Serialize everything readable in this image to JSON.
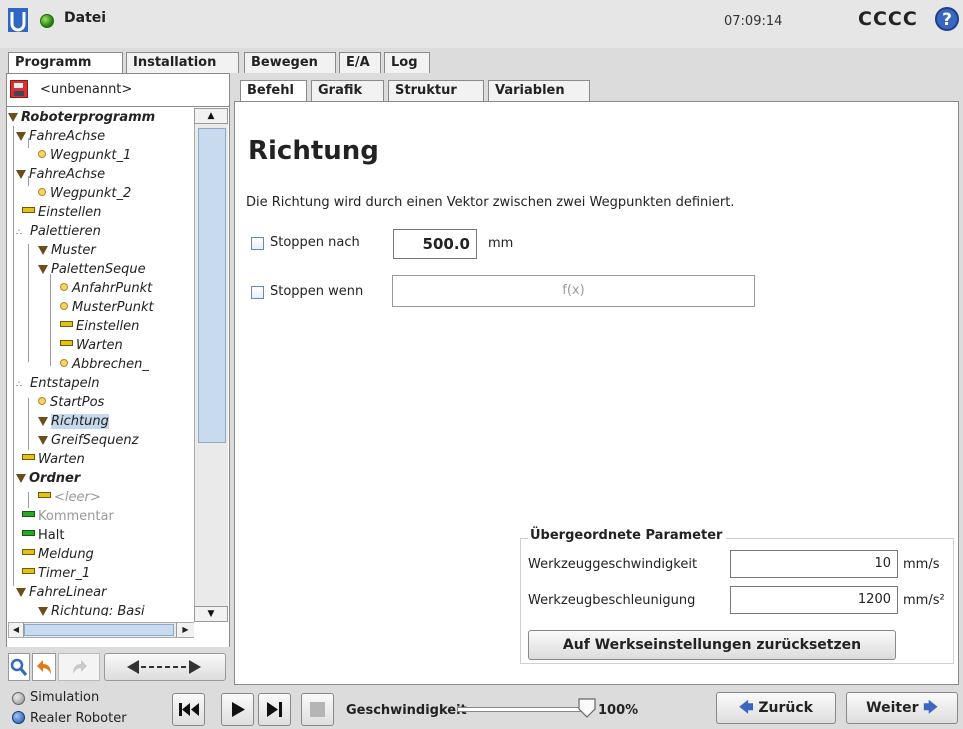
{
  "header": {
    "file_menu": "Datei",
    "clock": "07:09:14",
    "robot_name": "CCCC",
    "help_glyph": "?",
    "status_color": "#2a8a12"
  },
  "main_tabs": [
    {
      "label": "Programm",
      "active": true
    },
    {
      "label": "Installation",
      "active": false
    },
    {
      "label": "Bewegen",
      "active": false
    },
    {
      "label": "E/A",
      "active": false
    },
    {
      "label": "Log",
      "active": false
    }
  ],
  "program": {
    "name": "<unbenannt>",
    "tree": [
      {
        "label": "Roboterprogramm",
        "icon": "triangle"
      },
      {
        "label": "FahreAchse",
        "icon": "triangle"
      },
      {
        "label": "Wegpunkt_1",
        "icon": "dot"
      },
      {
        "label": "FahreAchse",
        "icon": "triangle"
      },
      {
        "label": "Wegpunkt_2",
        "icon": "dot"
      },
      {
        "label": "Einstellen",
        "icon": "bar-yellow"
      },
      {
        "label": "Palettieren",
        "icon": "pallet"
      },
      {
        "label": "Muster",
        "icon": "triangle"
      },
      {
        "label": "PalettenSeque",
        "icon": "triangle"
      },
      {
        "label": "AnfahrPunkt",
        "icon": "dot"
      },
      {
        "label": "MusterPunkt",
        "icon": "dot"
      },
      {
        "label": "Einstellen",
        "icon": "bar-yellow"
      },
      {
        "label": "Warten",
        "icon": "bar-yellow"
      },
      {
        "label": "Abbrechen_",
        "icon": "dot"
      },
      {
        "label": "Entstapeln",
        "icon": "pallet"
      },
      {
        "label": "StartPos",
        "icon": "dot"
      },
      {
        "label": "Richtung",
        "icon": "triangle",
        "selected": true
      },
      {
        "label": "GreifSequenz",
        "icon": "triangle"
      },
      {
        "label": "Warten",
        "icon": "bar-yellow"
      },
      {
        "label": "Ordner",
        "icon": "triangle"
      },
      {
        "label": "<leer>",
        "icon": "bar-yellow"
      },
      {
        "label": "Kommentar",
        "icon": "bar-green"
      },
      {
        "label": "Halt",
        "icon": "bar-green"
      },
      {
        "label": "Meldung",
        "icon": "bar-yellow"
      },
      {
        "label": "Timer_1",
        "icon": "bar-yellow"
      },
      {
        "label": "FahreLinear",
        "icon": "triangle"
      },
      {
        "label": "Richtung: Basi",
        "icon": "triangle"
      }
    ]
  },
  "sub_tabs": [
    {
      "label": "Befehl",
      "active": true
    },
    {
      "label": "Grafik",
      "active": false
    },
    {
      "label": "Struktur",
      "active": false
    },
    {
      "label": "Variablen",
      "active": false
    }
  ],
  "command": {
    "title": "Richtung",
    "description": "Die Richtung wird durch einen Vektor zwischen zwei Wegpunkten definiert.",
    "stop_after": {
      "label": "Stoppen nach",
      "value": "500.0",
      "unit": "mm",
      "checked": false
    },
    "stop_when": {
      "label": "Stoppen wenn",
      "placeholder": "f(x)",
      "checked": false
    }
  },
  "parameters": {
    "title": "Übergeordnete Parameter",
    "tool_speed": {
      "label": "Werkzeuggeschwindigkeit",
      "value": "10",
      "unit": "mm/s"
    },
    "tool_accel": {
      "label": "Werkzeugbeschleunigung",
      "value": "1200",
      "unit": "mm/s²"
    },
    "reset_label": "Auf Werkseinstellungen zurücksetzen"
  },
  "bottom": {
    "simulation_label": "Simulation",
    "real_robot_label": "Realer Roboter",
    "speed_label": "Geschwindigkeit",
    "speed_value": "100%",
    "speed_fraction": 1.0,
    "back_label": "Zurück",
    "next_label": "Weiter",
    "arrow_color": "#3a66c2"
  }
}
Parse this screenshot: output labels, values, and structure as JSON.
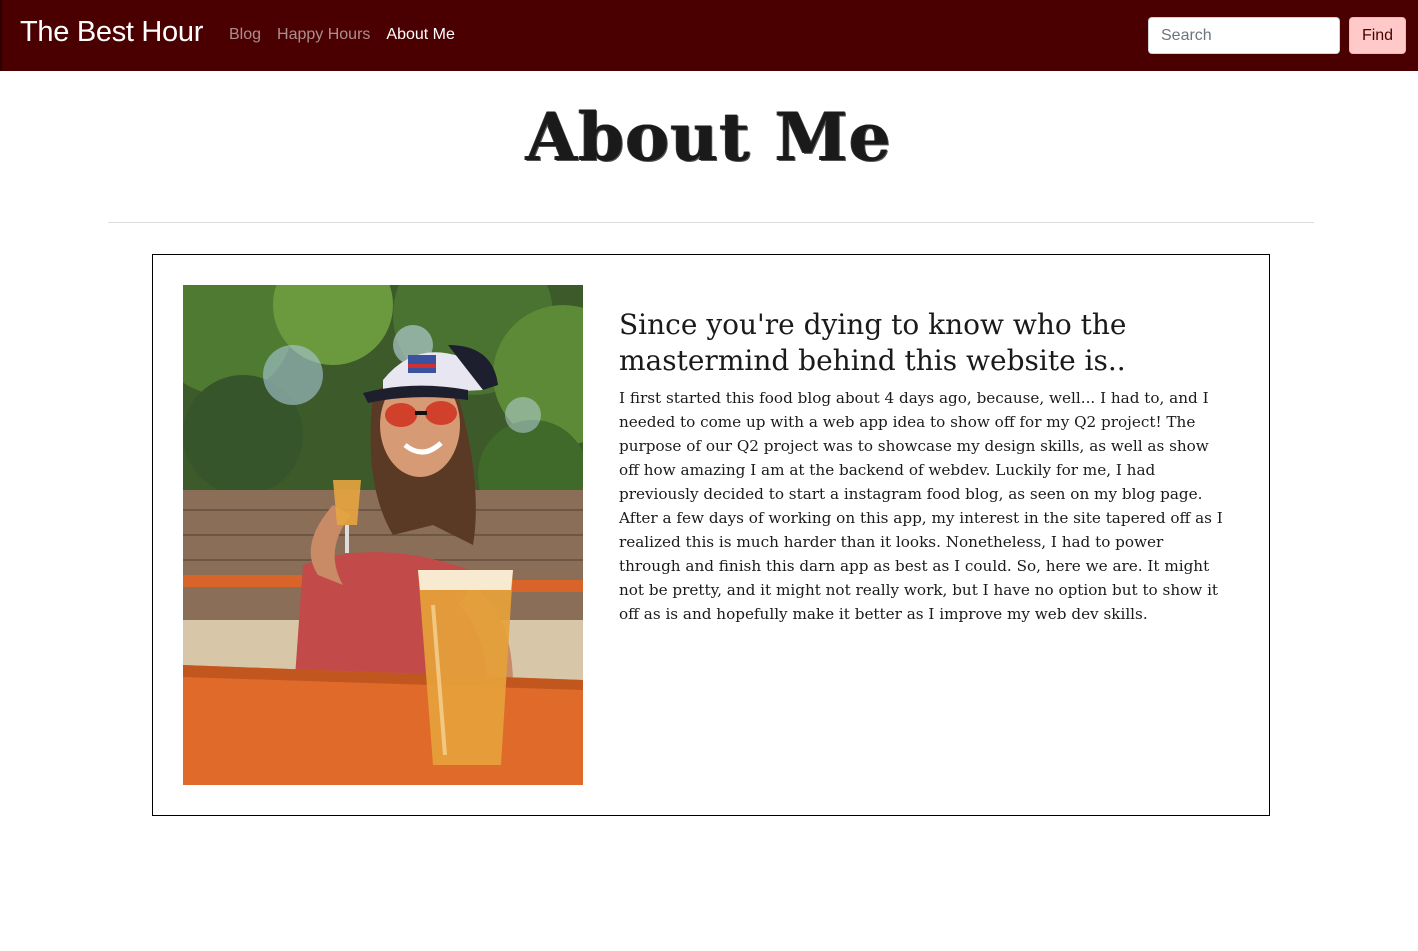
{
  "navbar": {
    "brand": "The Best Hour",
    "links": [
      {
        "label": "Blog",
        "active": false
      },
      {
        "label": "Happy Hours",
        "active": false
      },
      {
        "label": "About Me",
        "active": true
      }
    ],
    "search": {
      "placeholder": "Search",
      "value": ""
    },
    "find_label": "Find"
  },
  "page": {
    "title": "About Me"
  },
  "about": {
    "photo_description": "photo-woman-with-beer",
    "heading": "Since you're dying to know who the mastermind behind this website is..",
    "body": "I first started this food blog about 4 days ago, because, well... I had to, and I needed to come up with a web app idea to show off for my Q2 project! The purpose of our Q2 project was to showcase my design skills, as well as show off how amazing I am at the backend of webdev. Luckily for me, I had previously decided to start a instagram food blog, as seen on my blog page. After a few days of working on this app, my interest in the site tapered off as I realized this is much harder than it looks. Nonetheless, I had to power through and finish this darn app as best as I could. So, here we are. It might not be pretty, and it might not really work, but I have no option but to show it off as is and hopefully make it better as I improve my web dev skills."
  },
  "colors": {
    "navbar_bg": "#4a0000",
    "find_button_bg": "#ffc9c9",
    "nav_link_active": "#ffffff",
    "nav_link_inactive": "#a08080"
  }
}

[Job] From the entries above, extract each line containing "placeholder".

[Output of the task]
      "placeholder": "f(x)",
      "placeholder": "Search",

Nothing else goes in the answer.